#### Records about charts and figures
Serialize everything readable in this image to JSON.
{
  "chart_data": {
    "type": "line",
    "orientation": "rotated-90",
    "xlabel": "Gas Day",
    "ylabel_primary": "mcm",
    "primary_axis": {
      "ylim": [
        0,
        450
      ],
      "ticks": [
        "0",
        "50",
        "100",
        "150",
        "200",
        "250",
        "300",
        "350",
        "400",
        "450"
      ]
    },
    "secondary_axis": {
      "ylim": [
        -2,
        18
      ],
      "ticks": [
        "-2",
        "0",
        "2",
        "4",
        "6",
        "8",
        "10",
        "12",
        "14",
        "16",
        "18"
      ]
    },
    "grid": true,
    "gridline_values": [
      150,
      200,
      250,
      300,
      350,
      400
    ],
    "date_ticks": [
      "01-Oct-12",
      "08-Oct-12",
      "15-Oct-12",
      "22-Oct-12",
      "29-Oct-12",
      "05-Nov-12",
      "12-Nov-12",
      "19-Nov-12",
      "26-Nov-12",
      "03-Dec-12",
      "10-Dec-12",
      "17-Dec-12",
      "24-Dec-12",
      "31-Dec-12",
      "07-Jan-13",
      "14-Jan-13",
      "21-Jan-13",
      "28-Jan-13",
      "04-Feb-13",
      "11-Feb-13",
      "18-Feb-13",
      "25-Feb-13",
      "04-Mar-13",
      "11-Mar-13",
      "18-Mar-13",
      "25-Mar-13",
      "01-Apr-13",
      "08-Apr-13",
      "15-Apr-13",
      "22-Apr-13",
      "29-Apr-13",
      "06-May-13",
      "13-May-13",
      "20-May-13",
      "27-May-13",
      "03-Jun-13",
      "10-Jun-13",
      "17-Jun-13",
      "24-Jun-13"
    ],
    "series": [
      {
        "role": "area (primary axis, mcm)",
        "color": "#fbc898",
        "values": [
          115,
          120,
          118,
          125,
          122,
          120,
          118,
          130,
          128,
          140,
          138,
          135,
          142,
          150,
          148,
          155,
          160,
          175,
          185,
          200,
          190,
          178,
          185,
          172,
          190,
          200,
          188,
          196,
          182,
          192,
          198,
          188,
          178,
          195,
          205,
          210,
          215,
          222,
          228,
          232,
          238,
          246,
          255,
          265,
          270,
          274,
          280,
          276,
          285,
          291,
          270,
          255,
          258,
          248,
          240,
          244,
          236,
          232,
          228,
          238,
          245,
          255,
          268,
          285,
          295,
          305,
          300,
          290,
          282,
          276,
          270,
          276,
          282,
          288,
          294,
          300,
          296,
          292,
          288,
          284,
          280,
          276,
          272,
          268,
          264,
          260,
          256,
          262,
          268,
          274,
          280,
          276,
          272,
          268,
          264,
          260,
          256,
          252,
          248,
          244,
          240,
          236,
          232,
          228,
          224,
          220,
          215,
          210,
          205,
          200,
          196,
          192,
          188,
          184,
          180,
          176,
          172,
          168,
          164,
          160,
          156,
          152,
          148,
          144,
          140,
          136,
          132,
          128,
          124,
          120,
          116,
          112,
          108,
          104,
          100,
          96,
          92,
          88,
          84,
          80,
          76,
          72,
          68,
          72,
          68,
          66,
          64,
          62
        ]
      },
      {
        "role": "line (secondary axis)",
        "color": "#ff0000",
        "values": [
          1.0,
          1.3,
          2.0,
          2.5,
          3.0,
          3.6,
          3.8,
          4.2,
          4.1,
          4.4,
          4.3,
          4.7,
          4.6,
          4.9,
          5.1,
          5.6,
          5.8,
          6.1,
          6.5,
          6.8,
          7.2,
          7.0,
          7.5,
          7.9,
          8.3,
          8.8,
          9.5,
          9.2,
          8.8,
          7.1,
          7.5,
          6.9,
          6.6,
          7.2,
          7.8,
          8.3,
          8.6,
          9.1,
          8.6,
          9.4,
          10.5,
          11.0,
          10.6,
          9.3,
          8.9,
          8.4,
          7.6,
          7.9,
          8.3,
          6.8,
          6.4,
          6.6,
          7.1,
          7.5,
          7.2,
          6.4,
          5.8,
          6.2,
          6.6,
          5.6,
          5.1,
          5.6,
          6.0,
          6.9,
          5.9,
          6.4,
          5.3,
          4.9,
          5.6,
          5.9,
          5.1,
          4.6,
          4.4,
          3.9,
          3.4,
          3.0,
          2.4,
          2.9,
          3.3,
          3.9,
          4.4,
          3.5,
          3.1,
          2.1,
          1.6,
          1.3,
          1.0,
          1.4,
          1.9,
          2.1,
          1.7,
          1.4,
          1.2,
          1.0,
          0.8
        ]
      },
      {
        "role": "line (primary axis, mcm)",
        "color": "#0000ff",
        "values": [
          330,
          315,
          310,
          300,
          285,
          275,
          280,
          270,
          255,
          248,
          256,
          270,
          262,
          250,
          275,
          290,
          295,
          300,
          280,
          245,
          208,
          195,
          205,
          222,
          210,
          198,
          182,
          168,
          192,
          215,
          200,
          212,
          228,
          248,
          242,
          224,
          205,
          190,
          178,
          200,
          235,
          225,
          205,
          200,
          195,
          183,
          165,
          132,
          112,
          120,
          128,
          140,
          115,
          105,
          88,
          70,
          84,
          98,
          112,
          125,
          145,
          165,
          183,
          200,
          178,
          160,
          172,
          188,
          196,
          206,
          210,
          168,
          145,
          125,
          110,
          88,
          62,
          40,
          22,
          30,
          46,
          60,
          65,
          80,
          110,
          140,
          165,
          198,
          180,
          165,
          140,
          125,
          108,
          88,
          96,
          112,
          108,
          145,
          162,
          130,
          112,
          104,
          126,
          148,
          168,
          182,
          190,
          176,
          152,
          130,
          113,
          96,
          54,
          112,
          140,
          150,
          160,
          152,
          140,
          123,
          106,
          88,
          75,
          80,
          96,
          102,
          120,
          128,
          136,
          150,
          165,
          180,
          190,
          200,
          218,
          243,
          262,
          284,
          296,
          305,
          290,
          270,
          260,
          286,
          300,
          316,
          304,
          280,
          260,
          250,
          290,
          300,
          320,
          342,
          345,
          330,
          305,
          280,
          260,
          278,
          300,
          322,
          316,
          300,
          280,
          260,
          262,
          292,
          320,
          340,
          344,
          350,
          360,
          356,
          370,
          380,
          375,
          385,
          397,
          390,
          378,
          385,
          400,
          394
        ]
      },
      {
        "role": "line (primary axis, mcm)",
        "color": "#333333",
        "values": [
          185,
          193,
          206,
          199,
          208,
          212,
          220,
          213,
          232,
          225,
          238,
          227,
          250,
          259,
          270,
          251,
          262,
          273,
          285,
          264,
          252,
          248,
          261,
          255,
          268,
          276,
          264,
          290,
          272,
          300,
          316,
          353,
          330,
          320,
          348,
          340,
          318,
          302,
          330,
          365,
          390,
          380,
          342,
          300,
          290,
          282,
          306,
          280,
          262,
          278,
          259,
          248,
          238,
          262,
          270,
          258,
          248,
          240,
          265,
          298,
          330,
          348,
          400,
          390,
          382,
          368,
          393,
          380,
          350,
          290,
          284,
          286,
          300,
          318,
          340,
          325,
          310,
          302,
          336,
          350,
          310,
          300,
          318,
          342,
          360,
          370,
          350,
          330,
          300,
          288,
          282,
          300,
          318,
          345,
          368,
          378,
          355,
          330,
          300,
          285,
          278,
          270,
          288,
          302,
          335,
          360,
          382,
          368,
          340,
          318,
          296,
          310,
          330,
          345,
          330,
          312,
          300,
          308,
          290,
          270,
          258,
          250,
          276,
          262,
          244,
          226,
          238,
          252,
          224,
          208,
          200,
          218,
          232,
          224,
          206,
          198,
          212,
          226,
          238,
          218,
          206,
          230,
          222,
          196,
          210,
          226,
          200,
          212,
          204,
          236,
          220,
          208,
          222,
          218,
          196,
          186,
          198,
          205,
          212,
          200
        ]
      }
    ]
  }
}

#### Exercise aim
Each record must be repeated exactly as it is.

#### Exercise answer
Serialize everything readable in this image to JSON.
{
  "chart_data": {
    "type": "line",
    "orientation": "rotated-90",
    "xlabel": "Gas Day",
    "ylabel_primary": "mcm",
    "primary_axis": {
      "ylim": [
        0,
        450
      ],
      "ticks": [
        "0",
        "50",
        "100",
        "150",
        "200",
        "250",
        "300",
        "350",
        "400",
        "450"
      ]
    },
    "secondary_axis": {
      "ylim": [
        -2,
        18
      ],
      "ticks": [
        "-2",
        "0",
        "2",
        "4",
        "6",
        "8",
        "10",
        "12",
        "14",
        "16",
        "18"
      ]
    },
    "grid": true,
    "gridline_values": [
      150,
      200,
      250,
      300,
      350,
      400
    ],
    "date_ticks": [
      "01-Oct-12",
      "08-Oct-12",
      "15-Oct-12",
      "22-Oct-12",
      "29-Oct-12",
      "05-Nov-12",
      "12-Nov-12",
      "19-Nov-12",
      "26-Nov-12",
      "03-Dec-12",
      "10-Dec-12",
      "17-Dec-12",
      "24-Dec-12",
      "31-Dec-12",
      "07-Jan-13",
      "14-Jan-13",
      "21-Jan-13",
      "28-Jan-13",
      "04-Feb-13",
      "11-Feb-13",
      "18-Feb-13",
      "25-Feb-13",
      "04-Mar-13",
      "11-Mar-13",
      "18-Mar-13",
      "25-Mar-13",
      "01-Apr-13",
      "08-Apr-13",
      "15-Apr-13",
      "22-Apr-13",
      "29-Apr-13",
      "06-May-13",
      "13-May-13",
      "20-May-13",
      "27-May-13",
      "03-Jun-13",
      "10-Jun-13",
      "17-Jun-13",
      "24-Jun-13"
    ],
    "series": [
      {
        "role": "area (primary axis, mcm)",
        "color": "#fbc898",
        "values": [
          115,
          120,
          118,
          125,
          122,
          120,
          118,
          130,
          128,
          140,
          138,
          135,
          142,
          150,
          148,
          155,
          160,
          175,
          185,
          200,
          190,
          178,
          185,
          172,
          190,
          200,
          188,
          196,
          182,
          192,
          198,
          188,
          178,
          195,
          205,
          210,
          215,
          222,
          228,
          232,
          238,
          246,
          255,
          265,
          270,
          274,
          280,
          276,
          285,
          291,
          270,
          255,
          258,
          248,
          240,
          244,
          236,
          232,
          228,
          238,
          245,
          255,
          268,
          285,
          295,
          305,
          300,
          290,
          282,
          276,
          270,
          276,
          282,
          288,
          294,
          300,
          296,
          292,
          288,
          284,
          280,
          276,
          272,
          268,
          264,
          260,
          256,
          262,
          268,
          274,
          280,
          276,
          272,
          268,
          264,
          260,
          256,
          252,
          248,
          244,
          240,
          236,
          232,
          228,
          224,
          220,
          215,
          210,
          205,
          200,
          196,
          192,
          188,
          184,
          180,
          176,
          172,
          168,
          164,
          160,
          156,
          152,
          148,
          144,
          140,
          136,
          132,
          128,
          124,
          120,
          116,
          112,
          108,
          104,
          100,
          96,
          92,
          88,
          84,
          80,
          76,
          72,
          68,
          72,
          68,
          66,
          64,
          62
        ]
      },
      {
        "role": "line (secondary axis)",
        "color": "#ff0000",
        "values": [
          1.0,
          1.3,
          2.0,
          2.5,
          3.0,
          3.6,
          3.8,
          4.2,
          4.1,
          4.4,
          4.3,
          4.7,
          4.6,
          4.9,
          5.1,
          5.6,
          5.8,
          6.1,
          6.5,
          6.8,
          7.2,
          7.0,
          7.5,
          7.9,
          8.3,
          8.8,
          9.5,
          9.2,
          8.8,
          7.1,
          7.5,
          6.9,
          6.6,
          7.2,
          7.8,
          8.3,
          8.6,
          9.1,
          8.6,
          9.4,
          10.5,
          11.0,
          10.6,
          9.3,
          8.9,
          8.4,
          7.6,
          7.9,
          8.3,
          6.8,
          6.4,
          6.6,
          7.1,
          7.5,
          7.2,
          6.4,
          5.8,
          6.2,
          6.6,
          5.6,
          5.1,
          5.6,
          6.0,
          6.9,
          5.9,
          6.4,
          5.3,
          4.9,
          5.6,
          5.9,
          5.1,
          4.6,
          4.4,
          3.9,
          3.4,
          3.0,
          2.4,
          2.9,
          3.3,
          3.9,
          4.4,
          3.5,
          3.1,
          2.1,
          1.6,
          1.3,
          1.0,
          1.4,
          1.9,
          2.1,
          1.7,
          1.4,
          1.2,
          1.0,
          0.8
        ]
      },
      {
        "role": "line (primary axis, mcm)",
        "color": "#0000ff",
        "values": [
          330,
          315,
          310,
          300,
          285,
          275,
          280,
          270,
          255,
          248,
          256,
          270,
          262,
          250,
          275,
          290,
          295,
          300,
          280,
          245,
          208,
          195,
          205,
          222,
          210,
          198,
          182,
          168,
          192,
          215,
          200,
          212,
          228,
          248,
          242,
          224,
          205,
          190,
          178,
          200,
          235,
          225,
          205,
          200,
          195,
          183,
          165,
          132,
          112,
          120,
          128,
          140,
          115,
          105,
          88,
          70,
          84,
          98,
          112,
          125,
          145,
          165,
          183,
          200,
          178,
          160,
          172,
          188,
          196,
          206,
          210,
          168,
          145,
          125,
          110,
          88,
          62,
          40,
          22,
          30,
          46,
          60,
          65,
          80,
          110,
          140,
          165,
          198,
          180,
          165,
          140,
          125,
          108,
          88,
          96,
          112,
          108,
          145,
          162,
          130,
          112,
          104,
          126,
          148,
          168,
          182,
          190,
          176,
          152,
          130,
          113,
          96,
          54,
          112,
          140,
          150,
          160,
          152,
          140,
          123,
          106,
          88,
          75,
          80,
          96,
          102,
          120,
          128,
          136,
          150,
          165,
          180,
          190,
          200,
          218,
          243,
          262,
          284,
          296,
          305,
          290,
          270,
          260,
          286,
          300,
          316,
          304,
          280,
          260,
          250,
          290,
          300,
          320,
          342,
          345,
          330,
          305,
          280,
          260,
          278,
          300,
          322,
          316,
          300,
          280,
          260,
          262,
          292,
          320,
          340,
          344,
          350,
          360,
          356,
          370,
          380,
          375,
          385,
          397,
          390,
          378,
          385,
          400,
          394
        ]
      },
      {
        "role": "line (primary axis, mcm)",
        "color": "#333333",
        "values": [
          185,
          193,
          206,
          199,
          208,
          212,
          220,
          213,
          232,
          225,
          238,
          227,
          250,
          259,
          270,
          251,
          262,
          273,
          285,
          264,
          252,
          248,
          261,
          255,
          268,
          276,
          264,
          290,
          272,
          300,
          316,
          353,
          330,
          320,
          348,
          340,
          318,
          302,
          330,
          365,
          390,
          380,
          342,
          300,
          290,
          282,
          306,
          280,
          262,
          278,
          259,
          248,
          238,
          262,
          270,
          258,
          248,
          240,
          265,
          298,
          330,
          348,
          400,
          390,
          382,
          368,
          393,
          380,
          350,
          290,
          284,
          286,
          300,
          318,
          340,
          325,
          310,
          302,
          336,
          350,
          310,
          300,
          318,
          342,
          360,
          370,
          350,
          330,
          300,
          288,
          282,
          300,
          318,
          345,
          368,
          378,
          355,
          330,
          300,
          285,
          278,
          270,
          288,
          302,
          335,
          360,
          382,
          368,
          340,
          318,
          296,
          310,
          330,
          345,
          330,
          312,
          300,
          308,
          290,
          270,
          258,
          250,
          276,
          262,
          244,
          226,
          238,
          252,
          224,
          208,
          200,
          218,
          232,
          224,
          206,
          198,
          212,
          226,
          238,
          218,
          206,
          230,
          222,
          196,
          210,
          226,
          200,
          212,
          204,
          236,
          220,
          208,
          222,
          218,
          196,
          186,
          198,
          205,
          212,
          200
        ]
      }
    ]
  }
}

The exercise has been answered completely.